SET TASK:
Determine which lines of the records include the word "equation", and copy them.

DATASET EXTRACT:
:::::
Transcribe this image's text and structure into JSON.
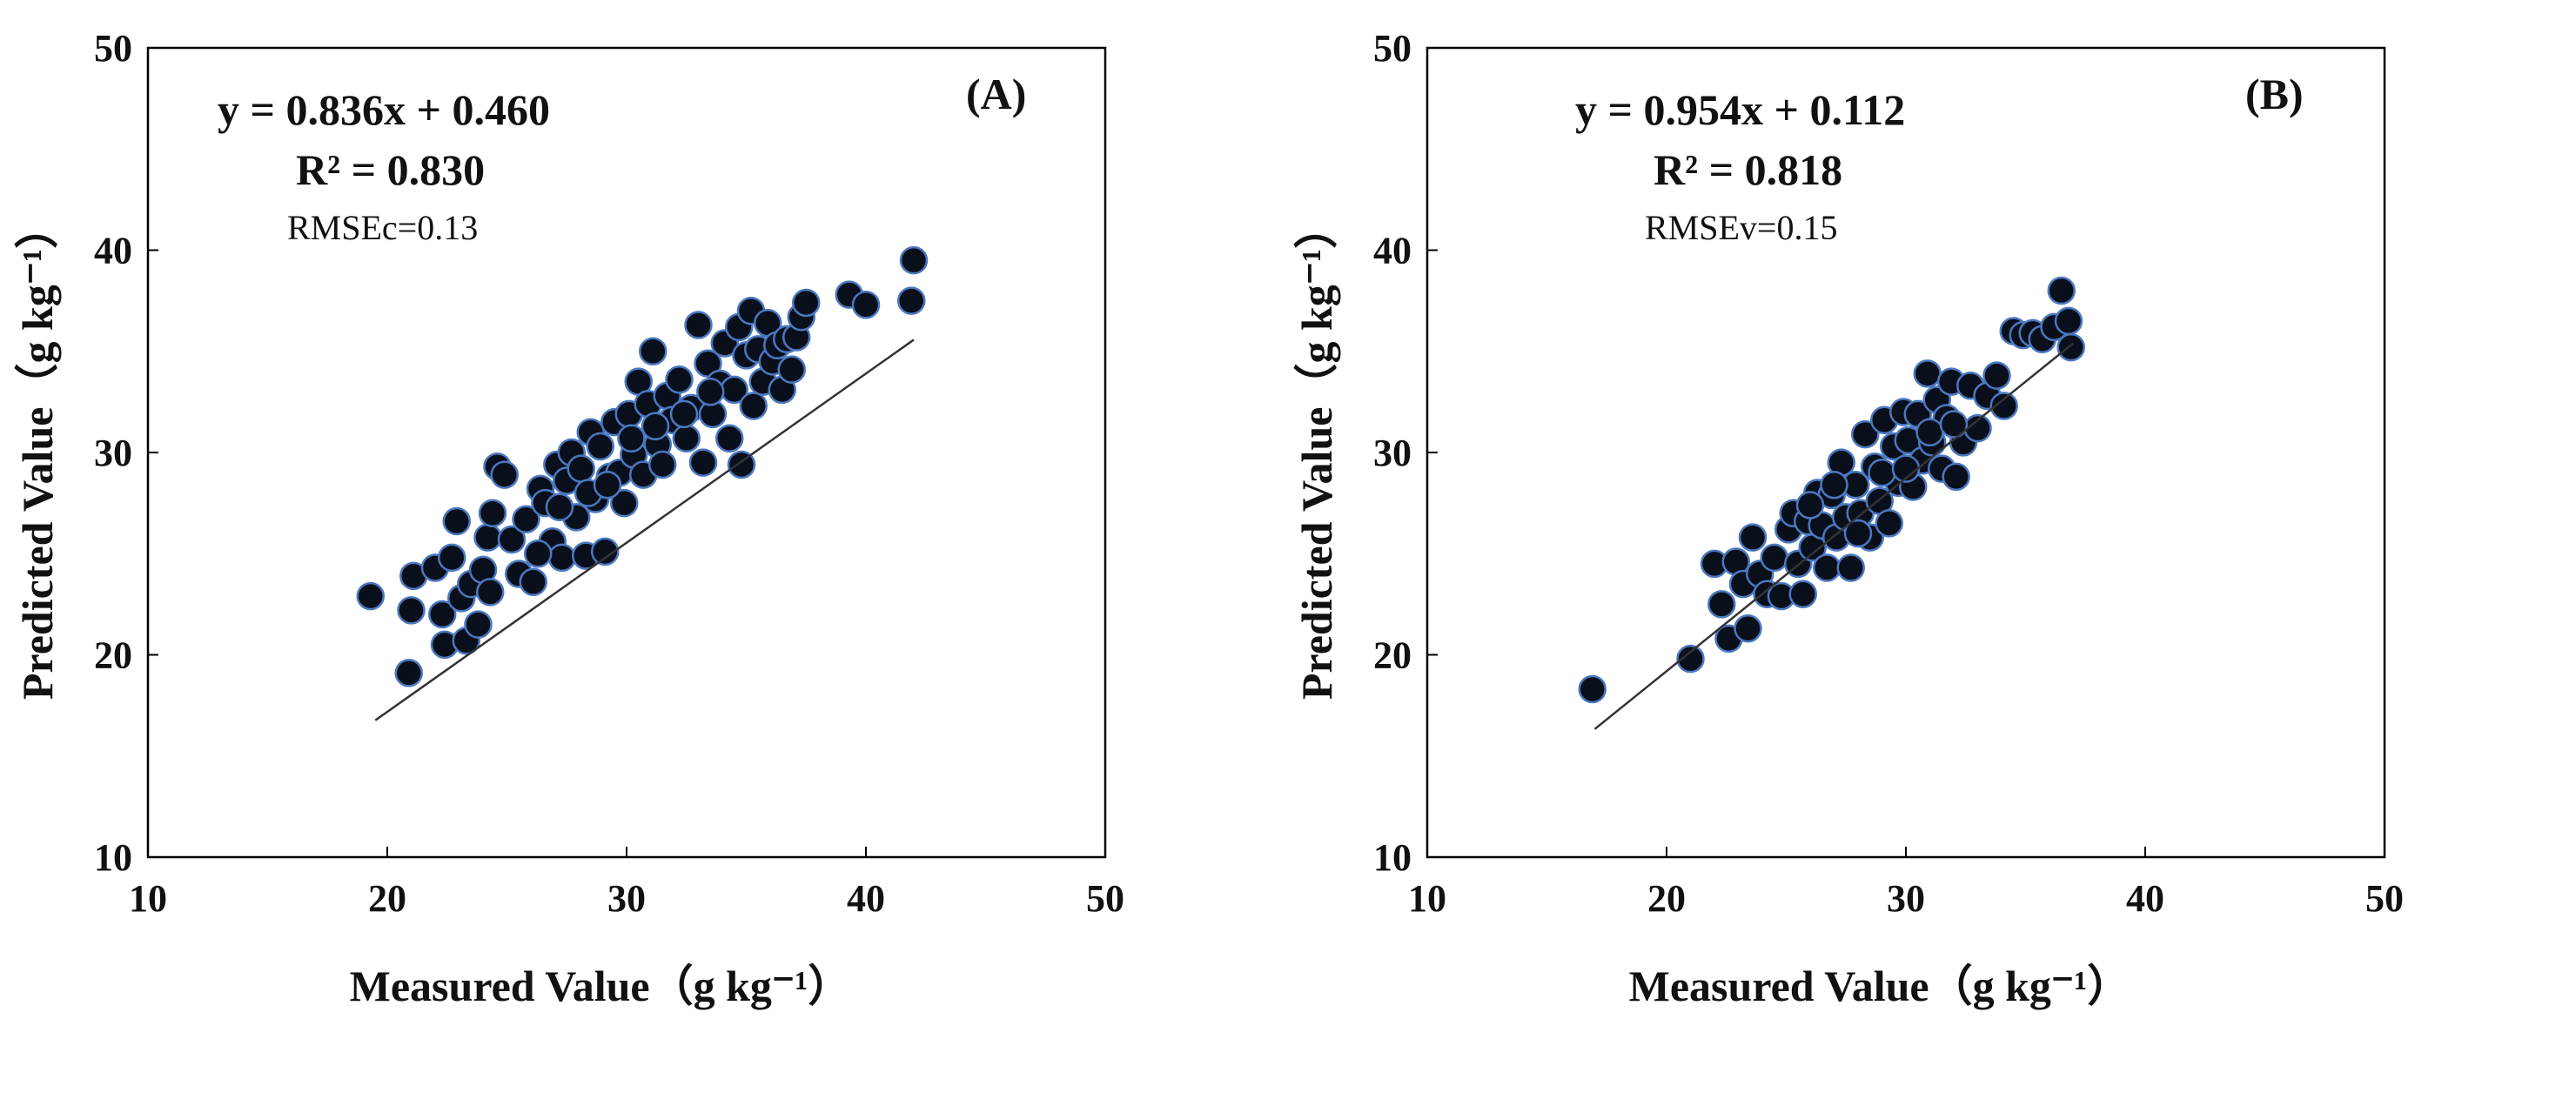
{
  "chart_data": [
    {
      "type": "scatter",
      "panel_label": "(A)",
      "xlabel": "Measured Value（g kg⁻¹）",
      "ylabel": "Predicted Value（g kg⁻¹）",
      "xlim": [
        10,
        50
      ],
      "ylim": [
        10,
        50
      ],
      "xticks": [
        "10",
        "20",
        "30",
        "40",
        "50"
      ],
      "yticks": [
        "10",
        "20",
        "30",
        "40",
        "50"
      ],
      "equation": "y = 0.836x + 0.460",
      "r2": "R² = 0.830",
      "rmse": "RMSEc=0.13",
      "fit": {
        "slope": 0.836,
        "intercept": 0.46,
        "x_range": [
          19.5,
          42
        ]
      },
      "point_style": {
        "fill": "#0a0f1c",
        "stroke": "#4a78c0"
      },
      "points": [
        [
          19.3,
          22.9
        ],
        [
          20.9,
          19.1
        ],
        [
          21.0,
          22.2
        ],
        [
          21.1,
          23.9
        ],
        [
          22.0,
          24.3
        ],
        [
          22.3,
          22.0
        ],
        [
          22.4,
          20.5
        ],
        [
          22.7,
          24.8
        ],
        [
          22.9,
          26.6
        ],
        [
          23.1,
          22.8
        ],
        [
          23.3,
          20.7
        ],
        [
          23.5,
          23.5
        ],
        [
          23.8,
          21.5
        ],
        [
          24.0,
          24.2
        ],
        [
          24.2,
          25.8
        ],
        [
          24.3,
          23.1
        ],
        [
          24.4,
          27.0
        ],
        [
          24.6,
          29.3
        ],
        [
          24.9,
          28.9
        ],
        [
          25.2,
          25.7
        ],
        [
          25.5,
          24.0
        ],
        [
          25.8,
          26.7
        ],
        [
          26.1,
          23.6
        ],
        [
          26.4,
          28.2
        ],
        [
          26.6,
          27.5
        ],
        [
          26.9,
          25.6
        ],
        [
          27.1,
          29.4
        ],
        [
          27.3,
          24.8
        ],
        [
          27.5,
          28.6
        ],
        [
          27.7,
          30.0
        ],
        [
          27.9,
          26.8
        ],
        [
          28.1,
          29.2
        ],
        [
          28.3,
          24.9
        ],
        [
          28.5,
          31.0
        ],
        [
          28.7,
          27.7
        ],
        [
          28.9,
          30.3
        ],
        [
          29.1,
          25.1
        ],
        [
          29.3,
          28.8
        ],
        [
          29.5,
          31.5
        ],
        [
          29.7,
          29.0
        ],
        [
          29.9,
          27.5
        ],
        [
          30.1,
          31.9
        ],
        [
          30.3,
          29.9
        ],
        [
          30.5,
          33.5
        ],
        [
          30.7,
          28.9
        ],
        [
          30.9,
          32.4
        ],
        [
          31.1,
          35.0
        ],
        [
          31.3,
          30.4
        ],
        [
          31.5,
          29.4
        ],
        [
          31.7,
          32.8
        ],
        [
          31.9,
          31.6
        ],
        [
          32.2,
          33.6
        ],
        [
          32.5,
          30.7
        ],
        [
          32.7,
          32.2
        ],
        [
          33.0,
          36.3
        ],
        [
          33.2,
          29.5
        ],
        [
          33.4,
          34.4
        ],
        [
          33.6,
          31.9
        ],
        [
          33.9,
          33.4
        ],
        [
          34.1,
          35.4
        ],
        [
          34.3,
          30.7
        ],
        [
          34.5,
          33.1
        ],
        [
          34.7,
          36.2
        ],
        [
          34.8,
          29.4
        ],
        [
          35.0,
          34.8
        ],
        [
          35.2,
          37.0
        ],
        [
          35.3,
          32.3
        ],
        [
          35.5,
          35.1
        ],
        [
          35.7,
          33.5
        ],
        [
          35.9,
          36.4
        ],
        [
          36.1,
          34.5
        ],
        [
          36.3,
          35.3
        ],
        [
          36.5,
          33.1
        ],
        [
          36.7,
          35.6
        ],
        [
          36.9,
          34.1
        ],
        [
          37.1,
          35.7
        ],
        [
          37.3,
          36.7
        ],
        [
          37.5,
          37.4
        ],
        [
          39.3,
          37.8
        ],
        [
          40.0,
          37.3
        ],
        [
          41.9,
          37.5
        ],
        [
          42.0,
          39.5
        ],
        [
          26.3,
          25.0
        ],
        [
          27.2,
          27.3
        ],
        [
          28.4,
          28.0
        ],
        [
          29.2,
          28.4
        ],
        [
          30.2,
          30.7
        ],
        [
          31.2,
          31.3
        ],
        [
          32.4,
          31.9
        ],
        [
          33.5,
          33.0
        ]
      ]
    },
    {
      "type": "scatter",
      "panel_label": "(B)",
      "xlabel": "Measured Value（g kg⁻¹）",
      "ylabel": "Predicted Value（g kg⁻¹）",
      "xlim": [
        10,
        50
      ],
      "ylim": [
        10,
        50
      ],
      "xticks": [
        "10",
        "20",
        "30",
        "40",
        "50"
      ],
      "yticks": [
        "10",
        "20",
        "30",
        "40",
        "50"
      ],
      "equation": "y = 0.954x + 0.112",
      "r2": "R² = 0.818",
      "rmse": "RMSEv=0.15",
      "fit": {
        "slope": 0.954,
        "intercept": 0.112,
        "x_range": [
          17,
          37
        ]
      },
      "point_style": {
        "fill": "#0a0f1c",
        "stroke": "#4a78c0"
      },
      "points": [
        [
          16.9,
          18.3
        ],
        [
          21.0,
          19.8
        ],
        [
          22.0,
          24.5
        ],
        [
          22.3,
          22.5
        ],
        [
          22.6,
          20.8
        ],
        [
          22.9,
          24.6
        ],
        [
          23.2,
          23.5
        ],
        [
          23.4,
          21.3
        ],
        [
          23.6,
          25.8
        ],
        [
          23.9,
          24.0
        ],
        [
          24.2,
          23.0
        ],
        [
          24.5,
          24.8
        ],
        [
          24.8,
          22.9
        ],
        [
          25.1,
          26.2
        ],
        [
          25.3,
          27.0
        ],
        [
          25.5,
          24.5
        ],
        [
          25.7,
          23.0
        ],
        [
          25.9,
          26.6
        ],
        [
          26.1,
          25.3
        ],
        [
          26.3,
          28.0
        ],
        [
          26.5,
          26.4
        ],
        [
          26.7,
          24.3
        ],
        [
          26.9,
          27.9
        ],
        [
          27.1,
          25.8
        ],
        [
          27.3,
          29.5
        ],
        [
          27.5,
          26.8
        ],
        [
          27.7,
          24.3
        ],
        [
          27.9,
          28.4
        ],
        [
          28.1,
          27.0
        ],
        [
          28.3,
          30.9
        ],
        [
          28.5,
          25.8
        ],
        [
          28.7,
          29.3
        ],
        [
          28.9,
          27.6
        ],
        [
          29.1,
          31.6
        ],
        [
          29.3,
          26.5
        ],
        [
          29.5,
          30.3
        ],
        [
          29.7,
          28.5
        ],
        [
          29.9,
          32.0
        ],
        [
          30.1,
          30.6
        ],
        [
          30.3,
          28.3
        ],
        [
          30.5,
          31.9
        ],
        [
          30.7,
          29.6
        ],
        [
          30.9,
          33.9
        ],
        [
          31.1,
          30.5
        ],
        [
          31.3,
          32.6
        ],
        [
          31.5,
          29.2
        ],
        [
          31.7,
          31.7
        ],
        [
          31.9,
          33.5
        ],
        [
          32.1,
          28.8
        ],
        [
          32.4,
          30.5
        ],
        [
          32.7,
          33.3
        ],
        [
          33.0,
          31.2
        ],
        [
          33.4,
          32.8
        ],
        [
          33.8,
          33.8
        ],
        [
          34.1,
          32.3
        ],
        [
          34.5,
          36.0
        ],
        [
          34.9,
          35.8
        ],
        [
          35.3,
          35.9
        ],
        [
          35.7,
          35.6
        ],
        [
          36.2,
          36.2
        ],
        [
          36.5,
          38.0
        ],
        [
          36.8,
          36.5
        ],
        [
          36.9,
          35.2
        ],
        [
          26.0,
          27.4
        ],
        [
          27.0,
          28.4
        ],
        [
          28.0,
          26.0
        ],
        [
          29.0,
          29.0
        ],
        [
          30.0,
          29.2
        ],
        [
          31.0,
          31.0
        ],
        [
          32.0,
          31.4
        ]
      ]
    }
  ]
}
:::::
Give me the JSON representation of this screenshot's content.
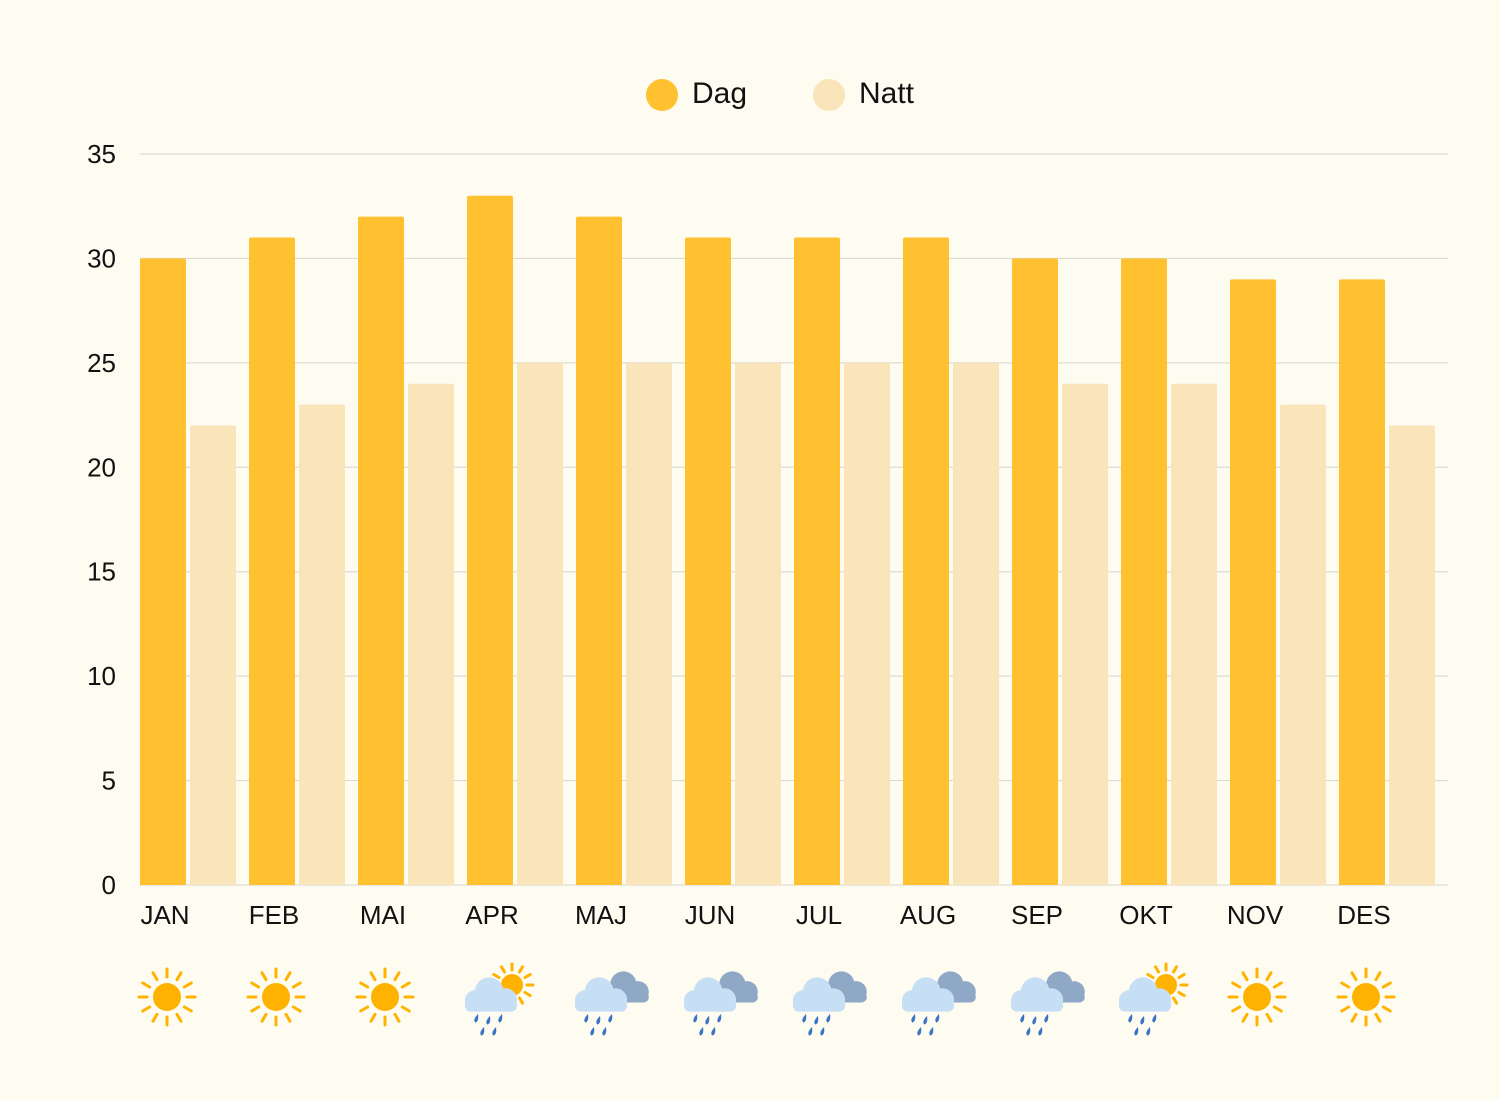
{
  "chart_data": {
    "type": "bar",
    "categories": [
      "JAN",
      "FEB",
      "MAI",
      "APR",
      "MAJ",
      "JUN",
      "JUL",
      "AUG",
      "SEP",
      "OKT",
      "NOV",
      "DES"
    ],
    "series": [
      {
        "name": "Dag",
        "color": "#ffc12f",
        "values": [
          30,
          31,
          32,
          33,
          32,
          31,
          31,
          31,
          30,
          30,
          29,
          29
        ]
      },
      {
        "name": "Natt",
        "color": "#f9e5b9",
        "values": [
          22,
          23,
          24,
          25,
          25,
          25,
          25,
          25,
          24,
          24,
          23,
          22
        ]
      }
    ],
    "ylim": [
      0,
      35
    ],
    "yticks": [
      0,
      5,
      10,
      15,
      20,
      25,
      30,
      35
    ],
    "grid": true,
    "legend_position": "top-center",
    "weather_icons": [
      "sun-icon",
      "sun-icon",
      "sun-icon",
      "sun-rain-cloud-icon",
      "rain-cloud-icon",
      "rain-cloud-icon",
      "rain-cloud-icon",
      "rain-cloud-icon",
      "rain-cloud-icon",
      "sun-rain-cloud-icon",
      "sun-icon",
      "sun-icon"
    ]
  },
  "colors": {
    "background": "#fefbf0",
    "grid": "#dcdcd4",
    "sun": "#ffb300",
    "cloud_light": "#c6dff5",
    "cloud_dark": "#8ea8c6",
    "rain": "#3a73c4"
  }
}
:::::
RESULT:
      "equation": "y = 0.836x + 0.460",
      "equation": "y = 0.954x + 0.112",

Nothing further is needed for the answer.